===== EXCERPTED DATA

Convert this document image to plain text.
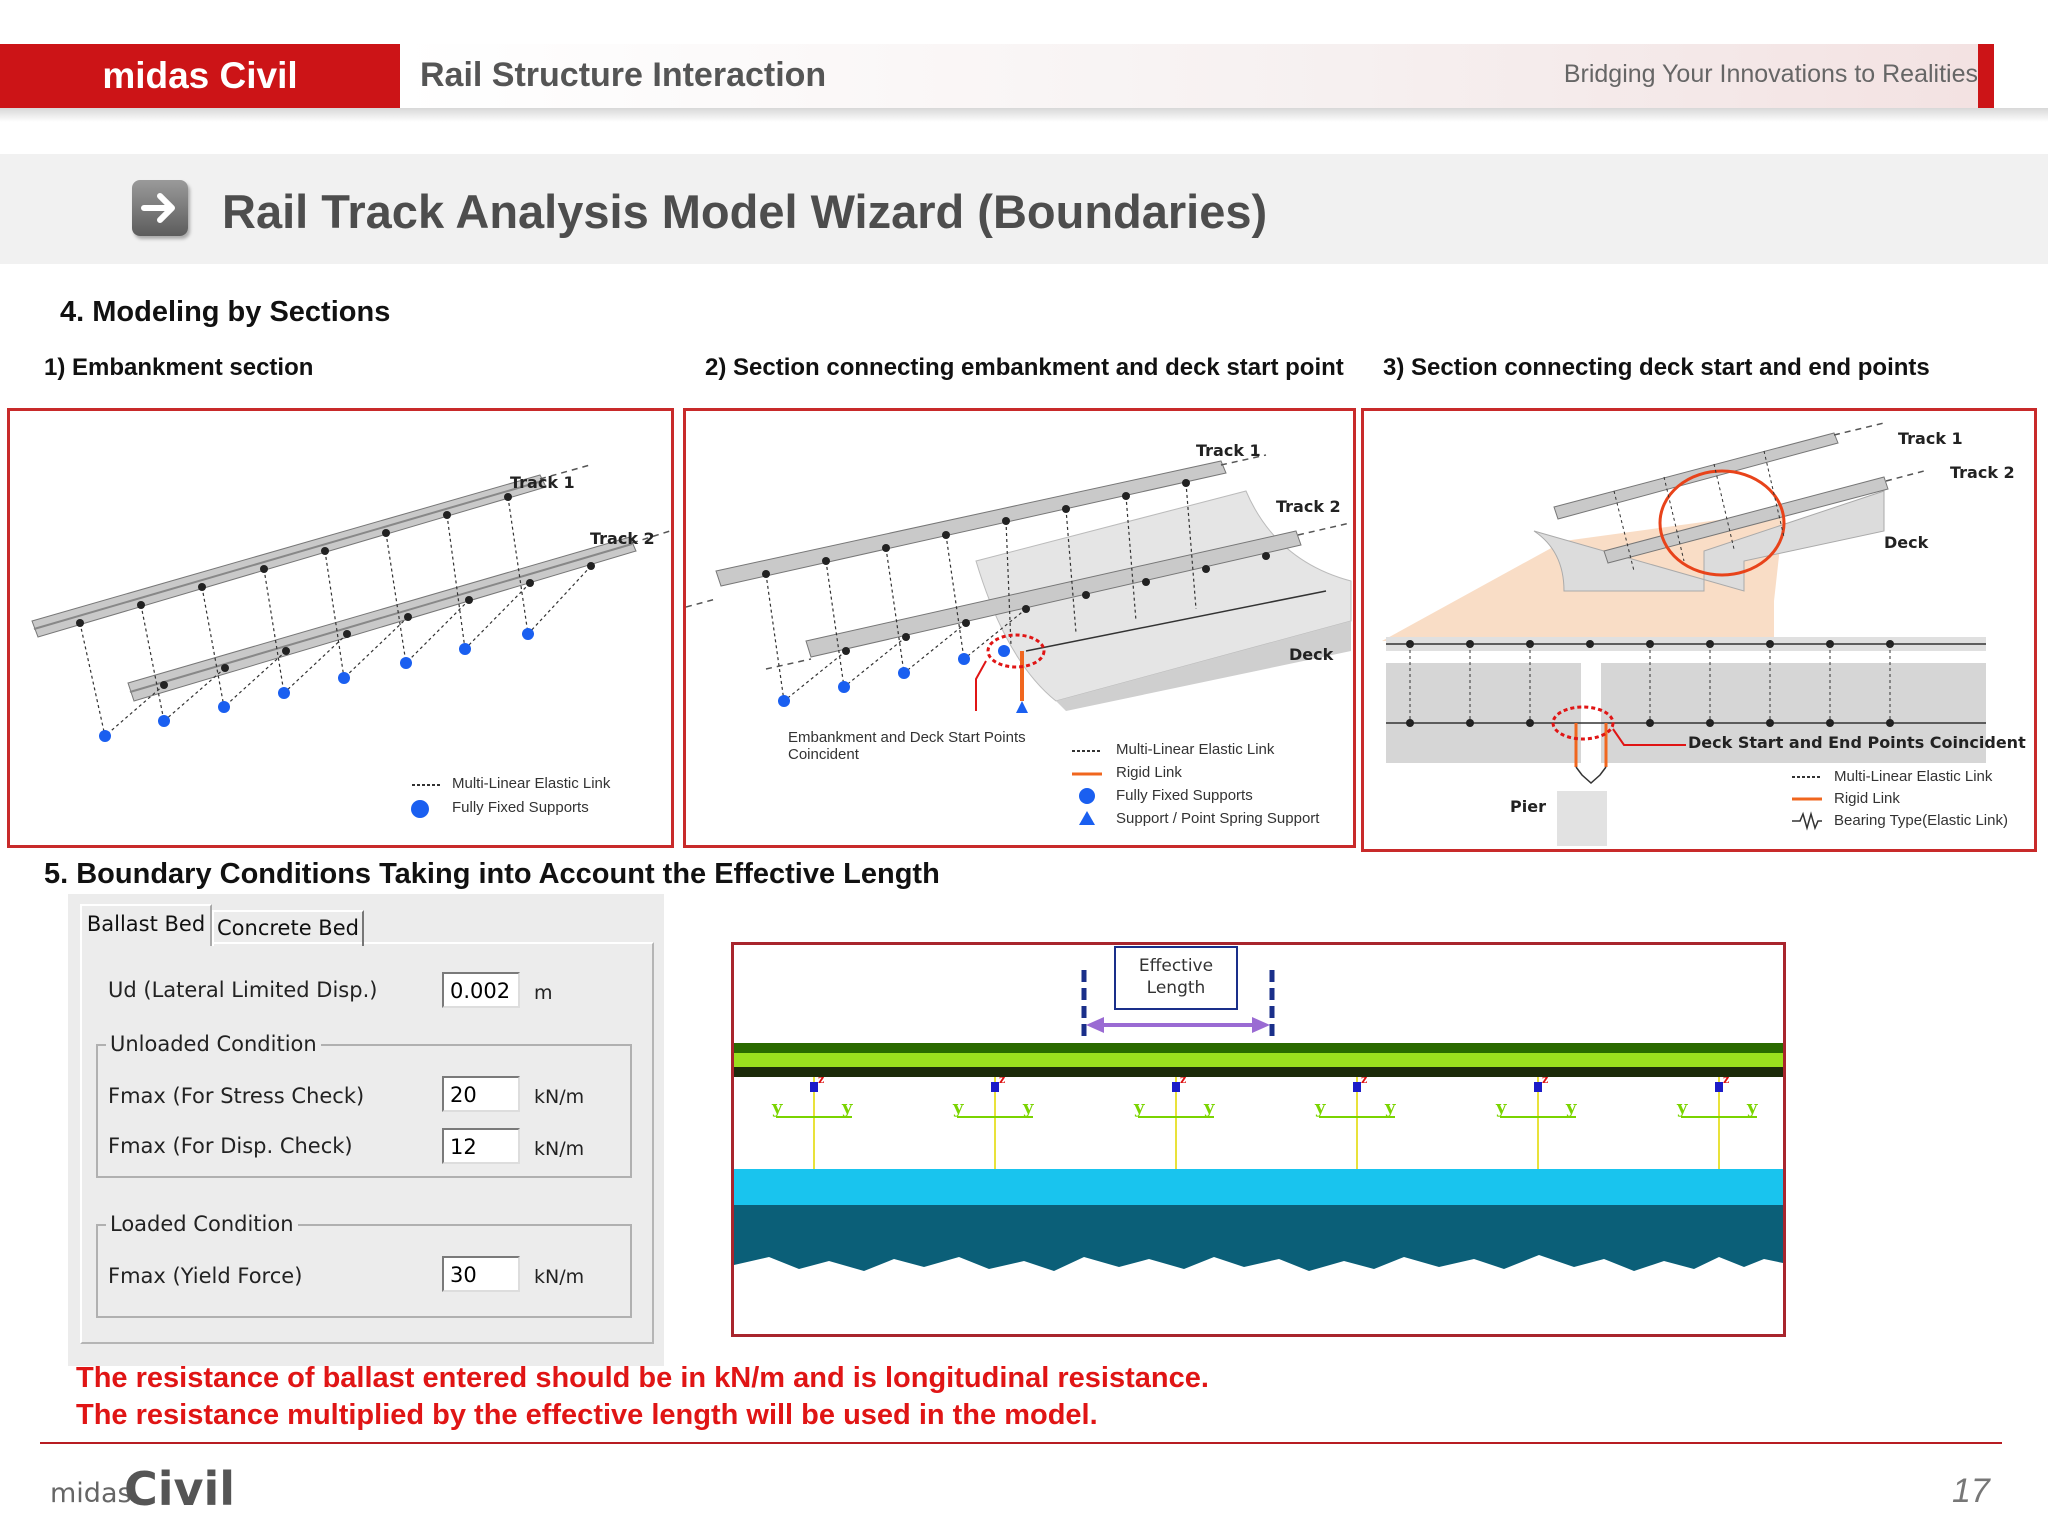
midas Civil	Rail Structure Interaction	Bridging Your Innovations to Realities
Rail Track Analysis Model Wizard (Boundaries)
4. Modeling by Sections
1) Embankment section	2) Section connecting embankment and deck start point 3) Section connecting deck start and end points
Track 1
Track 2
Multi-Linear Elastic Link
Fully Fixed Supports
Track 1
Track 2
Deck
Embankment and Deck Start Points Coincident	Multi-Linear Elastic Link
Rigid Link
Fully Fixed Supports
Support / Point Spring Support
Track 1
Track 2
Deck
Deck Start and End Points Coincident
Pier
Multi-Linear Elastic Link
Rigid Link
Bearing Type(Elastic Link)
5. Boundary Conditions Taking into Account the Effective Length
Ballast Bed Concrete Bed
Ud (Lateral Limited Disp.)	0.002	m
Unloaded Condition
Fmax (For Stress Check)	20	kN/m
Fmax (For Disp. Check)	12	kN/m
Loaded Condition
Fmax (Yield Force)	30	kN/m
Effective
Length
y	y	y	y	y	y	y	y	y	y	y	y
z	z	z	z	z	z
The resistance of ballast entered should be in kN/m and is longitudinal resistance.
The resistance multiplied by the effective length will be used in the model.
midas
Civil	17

==========
===== EXCERPTED DATA

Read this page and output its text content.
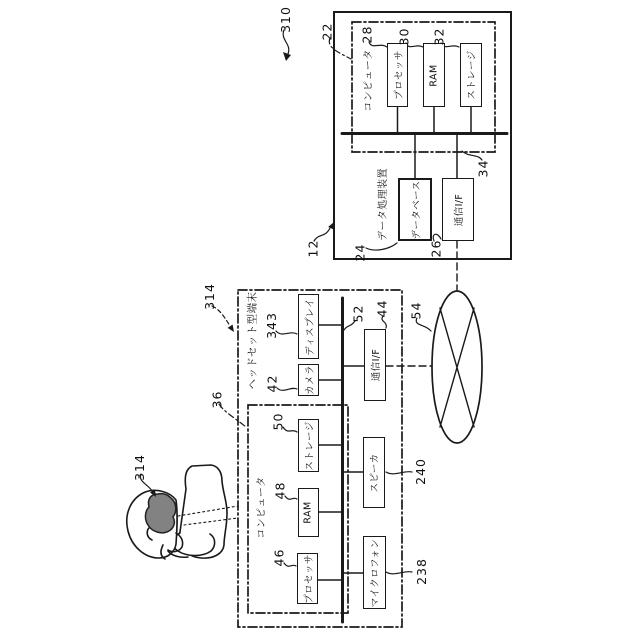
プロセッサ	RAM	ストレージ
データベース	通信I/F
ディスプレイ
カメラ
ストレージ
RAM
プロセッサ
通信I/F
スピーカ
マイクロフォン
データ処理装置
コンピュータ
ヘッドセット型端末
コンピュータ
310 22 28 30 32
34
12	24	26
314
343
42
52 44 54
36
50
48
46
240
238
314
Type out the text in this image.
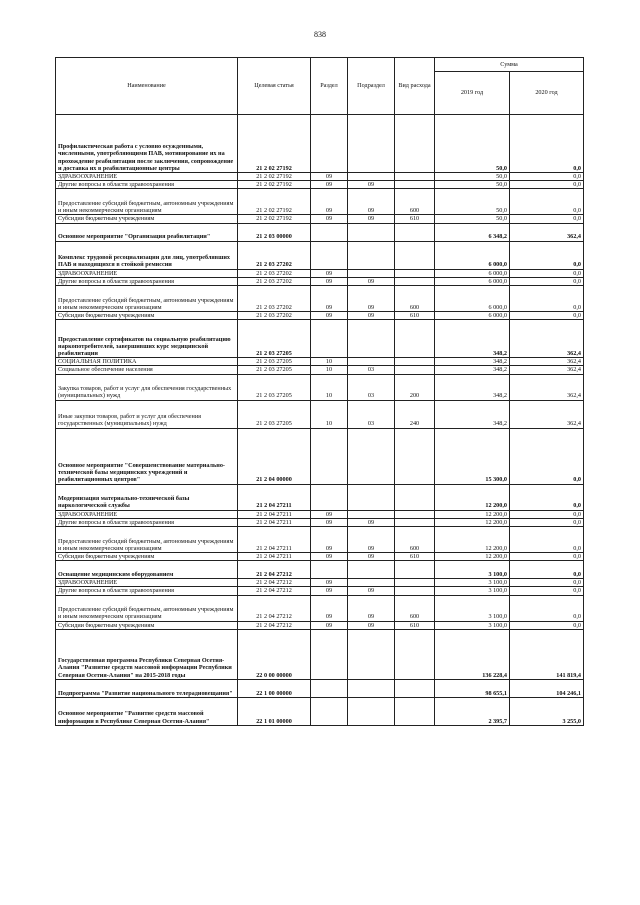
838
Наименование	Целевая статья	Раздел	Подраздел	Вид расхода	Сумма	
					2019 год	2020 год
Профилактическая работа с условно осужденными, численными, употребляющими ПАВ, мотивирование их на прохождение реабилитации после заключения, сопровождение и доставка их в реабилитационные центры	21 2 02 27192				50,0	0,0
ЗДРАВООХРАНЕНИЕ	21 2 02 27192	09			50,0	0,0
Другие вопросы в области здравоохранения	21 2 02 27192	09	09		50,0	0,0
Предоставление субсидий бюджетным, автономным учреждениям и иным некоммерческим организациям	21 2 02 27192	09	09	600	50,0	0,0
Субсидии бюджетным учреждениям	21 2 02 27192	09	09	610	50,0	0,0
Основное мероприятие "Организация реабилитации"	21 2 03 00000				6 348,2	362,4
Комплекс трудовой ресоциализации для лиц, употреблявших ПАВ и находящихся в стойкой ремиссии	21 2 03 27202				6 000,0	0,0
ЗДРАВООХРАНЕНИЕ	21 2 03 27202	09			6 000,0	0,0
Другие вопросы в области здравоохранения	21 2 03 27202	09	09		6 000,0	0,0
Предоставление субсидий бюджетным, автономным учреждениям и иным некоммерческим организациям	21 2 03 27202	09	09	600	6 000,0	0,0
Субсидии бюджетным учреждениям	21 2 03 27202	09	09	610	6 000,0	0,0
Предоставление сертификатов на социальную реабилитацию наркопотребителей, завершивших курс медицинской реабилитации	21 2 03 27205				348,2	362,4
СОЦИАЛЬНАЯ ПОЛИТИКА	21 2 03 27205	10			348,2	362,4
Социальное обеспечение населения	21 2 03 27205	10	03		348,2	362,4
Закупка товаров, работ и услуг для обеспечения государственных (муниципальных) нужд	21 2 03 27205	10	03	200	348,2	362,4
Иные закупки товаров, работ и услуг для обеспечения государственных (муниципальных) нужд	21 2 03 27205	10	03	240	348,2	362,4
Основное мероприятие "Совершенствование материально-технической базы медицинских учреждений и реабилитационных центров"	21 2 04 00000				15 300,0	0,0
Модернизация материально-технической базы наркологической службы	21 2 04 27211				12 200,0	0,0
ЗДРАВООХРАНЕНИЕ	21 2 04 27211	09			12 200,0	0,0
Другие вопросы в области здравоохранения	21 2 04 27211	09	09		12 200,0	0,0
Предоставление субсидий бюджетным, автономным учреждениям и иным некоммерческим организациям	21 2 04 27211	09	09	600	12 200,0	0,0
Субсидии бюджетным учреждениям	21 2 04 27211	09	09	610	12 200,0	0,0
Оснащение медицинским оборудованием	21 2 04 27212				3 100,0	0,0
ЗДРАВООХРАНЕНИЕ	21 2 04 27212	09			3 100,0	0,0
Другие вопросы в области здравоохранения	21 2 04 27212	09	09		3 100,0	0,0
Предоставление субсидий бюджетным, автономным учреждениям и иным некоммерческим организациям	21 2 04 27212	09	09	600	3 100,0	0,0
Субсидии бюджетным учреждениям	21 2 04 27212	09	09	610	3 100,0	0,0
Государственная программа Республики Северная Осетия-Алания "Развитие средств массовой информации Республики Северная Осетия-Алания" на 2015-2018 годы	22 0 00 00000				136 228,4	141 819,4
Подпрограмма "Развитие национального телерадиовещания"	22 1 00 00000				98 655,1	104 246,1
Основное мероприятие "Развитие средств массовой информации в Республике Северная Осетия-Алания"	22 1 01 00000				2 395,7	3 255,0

==========
===== EXCERPTED DATA

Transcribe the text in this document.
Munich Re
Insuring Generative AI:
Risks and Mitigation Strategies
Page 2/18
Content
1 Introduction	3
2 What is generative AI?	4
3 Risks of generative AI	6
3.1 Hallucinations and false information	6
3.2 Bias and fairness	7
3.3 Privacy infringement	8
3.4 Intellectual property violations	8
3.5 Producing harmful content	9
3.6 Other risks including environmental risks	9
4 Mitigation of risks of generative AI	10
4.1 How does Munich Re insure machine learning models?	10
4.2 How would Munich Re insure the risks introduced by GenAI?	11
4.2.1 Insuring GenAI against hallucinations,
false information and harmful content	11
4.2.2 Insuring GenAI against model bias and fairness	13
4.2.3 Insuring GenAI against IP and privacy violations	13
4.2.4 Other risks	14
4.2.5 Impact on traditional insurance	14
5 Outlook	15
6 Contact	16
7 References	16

==========

● EXERCISE
Find the number of lines in which the word "государственных" occurs, and write nothing but that number.

● FINISHED ANSWER
2